## START

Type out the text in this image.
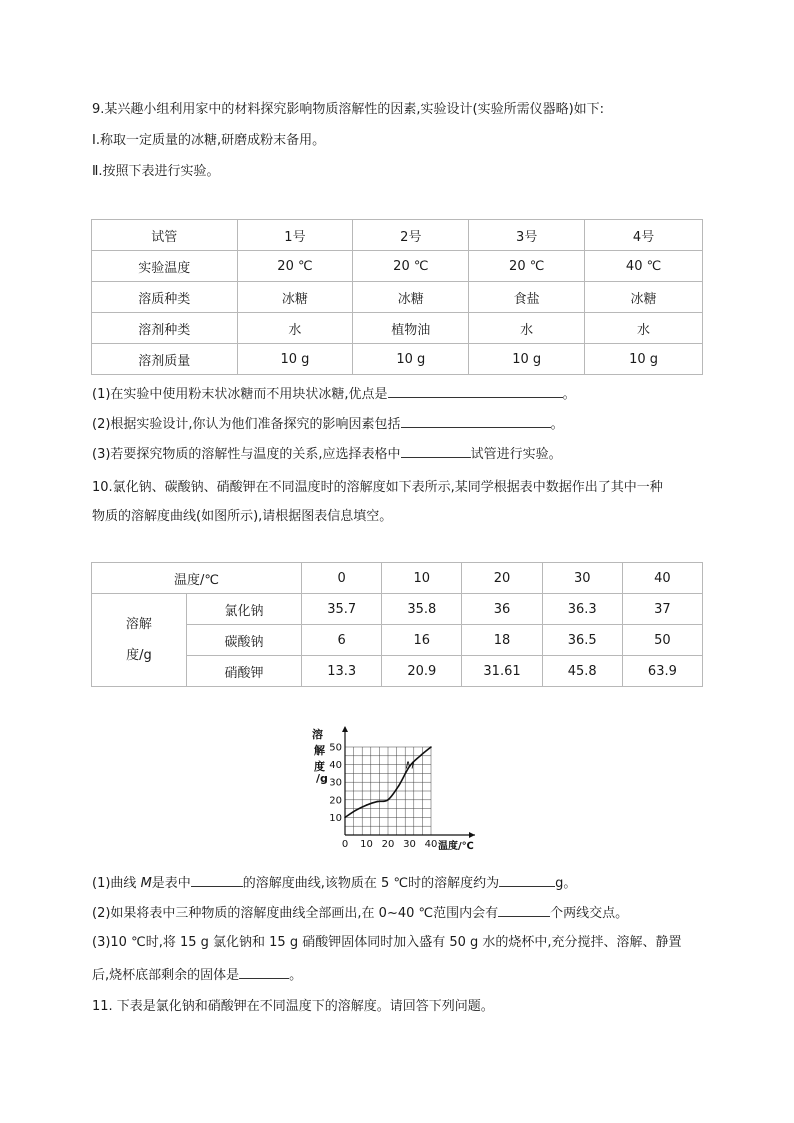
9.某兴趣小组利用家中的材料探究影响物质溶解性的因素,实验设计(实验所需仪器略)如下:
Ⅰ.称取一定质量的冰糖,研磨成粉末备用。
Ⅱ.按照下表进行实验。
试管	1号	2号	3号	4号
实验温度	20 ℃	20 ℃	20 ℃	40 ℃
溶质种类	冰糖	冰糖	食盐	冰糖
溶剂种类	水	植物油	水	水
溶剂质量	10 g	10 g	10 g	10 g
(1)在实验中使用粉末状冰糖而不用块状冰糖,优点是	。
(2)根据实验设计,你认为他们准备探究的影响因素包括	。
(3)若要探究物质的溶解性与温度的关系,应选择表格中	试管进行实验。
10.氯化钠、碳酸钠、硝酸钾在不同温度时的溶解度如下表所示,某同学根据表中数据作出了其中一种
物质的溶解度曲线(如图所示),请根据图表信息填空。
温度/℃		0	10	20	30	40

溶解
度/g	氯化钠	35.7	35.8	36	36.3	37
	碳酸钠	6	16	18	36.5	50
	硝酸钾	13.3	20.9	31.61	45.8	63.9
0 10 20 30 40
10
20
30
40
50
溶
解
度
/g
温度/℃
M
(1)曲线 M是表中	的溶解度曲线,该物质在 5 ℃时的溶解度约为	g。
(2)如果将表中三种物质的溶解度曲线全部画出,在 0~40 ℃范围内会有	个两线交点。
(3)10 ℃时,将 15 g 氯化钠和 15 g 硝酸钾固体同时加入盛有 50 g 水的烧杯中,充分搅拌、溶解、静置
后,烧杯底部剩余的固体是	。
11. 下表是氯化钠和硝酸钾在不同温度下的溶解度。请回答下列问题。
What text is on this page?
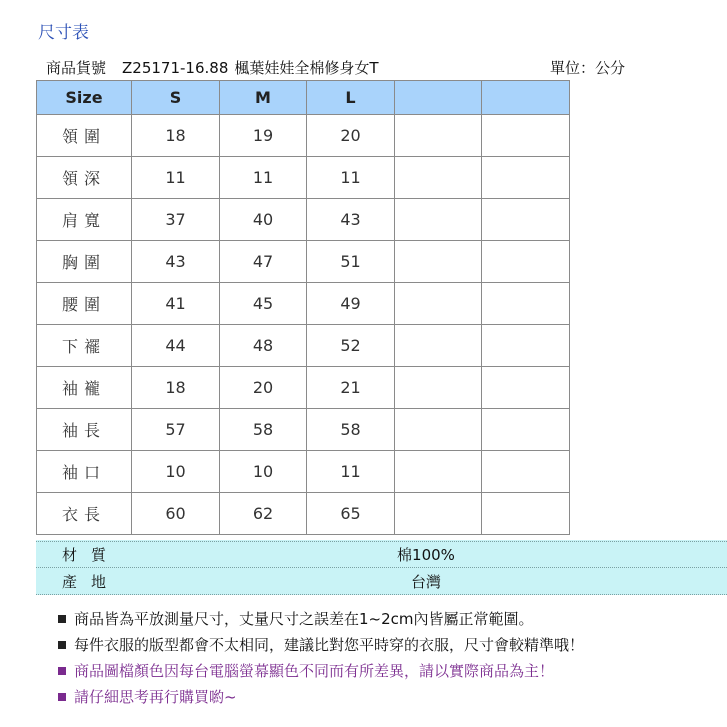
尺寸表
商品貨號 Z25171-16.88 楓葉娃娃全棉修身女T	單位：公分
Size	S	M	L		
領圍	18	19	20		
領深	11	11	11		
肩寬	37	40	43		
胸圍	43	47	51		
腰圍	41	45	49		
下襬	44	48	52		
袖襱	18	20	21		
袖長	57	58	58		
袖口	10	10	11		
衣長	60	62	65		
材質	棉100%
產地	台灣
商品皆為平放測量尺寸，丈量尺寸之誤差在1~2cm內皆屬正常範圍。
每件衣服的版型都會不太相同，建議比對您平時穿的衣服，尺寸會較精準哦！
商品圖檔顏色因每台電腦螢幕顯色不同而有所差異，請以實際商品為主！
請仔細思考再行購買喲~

## END

Problem to solve -
From the entries above, extract each line containing "this".

Solution -
Type out the text in this image.
What text is on this page?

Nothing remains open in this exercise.